[Saved entries]

________________________________________

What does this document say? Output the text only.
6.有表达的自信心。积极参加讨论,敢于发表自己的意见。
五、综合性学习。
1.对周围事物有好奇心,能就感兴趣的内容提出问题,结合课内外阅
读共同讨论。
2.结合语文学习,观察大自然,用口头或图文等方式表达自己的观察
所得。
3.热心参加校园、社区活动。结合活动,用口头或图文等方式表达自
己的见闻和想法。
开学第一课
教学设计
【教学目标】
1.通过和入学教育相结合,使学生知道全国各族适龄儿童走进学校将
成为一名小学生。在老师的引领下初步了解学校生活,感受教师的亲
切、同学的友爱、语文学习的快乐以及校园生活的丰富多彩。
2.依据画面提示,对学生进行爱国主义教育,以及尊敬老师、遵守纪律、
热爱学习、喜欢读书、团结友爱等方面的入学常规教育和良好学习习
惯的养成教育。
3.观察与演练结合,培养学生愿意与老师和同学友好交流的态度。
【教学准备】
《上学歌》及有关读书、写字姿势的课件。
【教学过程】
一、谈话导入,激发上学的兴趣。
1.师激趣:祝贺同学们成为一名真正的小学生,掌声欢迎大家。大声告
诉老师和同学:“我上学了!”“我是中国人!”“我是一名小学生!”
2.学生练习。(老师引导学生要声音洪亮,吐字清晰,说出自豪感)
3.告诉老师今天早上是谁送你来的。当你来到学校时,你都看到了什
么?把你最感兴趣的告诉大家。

________________________________________

Extract each entry in full, exactly as given.

EXERCISE SOLUTION
What does this document say? Output the text only.
6.有表达的自信心。积极参加讨论,敢于发表自己的意见。
五、综合性学习。
1.对周围事物有好奇心,能就感兴趣的内容提出问题,结合课内外阅
读共同讨论。
2.结合语文学习,观察大自然,用口头或图文等方式表达自己的观察
所得。
3.热心参加校园、社区活动。结合活动,用口头或图文等方式表达自
己的见闻和想法。
开学第一课
教学设计
【教学目标】
1.通过和入学教育相结合,使学生知道全国各族适龄儿童走进学校将
成为一名小学生。在老师的引领下初步了解学校生活,感受教师的亲
切、同学的友爱、语文学习的快乐以及校园生活的丰富多彩。
2.依据画面提示,对学生进行爱国主义教育,以及尊敬老师、遵守纪律、
热爱学习、喜欢读书、团结友爱等方面的入学常规教育和良好学习习
惯的养成教育。
3.观察与演练结合,培养学生愿意与老师和同学友好交流的态度。
【教学准备】
《上学歌》及有关读书、写字姿势的课件。
【教学过程】
一、谈话导入,激发上学的兴趣。
1.师激趣:祝贺同学们成为一名真正的小学生,掌声欢迎大家。大声告
诉老师和同学:“我上学了!”“我是中国人!”“我是一名小学生!”
2.学生练习。(老师引导学生要声音洪亮,吐字清晰,说出自豪感)
3.告诉老师今天早上是谁送你来的。当你来到学校时,你都看到了什
么?把你最感兴趣的告诉大家。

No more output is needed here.